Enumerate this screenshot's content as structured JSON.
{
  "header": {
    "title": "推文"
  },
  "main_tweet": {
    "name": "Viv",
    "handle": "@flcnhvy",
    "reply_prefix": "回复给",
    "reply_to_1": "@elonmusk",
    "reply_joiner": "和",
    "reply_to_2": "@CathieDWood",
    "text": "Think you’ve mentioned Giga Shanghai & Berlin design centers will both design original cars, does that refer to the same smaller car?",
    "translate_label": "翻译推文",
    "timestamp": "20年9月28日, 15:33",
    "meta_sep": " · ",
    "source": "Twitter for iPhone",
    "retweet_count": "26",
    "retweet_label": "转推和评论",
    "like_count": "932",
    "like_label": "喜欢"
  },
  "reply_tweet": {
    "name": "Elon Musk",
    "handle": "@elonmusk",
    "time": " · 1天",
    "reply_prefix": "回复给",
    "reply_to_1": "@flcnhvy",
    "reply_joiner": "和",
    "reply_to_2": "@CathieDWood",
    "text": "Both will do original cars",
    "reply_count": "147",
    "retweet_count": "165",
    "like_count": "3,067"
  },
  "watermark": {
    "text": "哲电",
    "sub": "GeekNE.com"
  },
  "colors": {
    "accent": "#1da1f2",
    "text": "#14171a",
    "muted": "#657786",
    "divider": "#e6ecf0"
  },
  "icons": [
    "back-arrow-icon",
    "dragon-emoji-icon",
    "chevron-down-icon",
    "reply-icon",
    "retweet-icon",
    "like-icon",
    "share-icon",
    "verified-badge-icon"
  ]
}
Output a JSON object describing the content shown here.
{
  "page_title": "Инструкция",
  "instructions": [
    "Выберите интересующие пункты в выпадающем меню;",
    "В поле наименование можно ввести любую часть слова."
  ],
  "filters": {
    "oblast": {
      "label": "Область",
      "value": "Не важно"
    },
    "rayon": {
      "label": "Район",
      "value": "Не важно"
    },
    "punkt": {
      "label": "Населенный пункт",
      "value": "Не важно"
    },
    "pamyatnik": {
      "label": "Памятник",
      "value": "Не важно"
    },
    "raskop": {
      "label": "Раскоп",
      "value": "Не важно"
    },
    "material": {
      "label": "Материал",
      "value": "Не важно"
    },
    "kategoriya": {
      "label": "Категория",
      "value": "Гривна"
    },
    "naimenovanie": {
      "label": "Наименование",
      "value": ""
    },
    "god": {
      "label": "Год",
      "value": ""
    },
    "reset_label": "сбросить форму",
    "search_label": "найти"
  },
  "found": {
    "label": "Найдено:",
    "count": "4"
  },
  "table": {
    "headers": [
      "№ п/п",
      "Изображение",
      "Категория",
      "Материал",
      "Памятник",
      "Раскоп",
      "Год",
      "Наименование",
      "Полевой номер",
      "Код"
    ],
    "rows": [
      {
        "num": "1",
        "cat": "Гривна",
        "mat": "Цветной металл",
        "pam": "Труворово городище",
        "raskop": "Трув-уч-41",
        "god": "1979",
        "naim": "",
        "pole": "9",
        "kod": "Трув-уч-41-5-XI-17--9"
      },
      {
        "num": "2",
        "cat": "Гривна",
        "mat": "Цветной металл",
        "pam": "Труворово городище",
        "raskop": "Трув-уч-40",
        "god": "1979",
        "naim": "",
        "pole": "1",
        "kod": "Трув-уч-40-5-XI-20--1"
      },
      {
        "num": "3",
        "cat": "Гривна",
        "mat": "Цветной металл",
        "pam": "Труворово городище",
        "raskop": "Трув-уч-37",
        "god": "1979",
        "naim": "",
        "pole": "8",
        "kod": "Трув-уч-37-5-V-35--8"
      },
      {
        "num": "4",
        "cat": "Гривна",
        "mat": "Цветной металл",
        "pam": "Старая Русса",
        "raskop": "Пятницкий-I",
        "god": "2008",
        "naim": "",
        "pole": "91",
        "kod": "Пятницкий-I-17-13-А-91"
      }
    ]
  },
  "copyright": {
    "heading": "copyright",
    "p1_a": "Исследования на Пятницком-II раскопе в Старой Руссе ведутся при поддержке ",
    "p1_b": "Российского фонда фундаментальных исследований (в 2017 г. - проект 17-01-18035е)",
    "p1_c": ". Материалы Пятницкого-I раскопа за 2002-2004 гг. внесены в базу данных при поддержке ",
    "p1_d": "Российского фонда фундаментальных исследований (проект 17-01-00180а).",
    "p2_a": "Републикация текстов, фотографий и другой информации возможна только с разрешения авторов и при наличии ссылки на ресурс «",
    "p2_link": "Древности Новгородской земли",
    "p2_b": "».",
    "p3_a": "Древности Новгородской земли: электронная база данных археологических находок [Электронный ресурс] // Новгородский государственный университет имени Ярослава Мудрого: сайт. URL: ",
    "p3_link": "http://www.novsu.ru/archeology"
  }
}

########################################

> **WHAT NEEDS TO BE DONE**
Each line in the entries above that includes the string "original" should be extracted.

> **THE RESULT**
    "text": "Think you’ve mentioned Giga Shanghai & Berlin design centers will both design original cars, does that refer to the same smaller car?",
    "text": "Both will do original cars",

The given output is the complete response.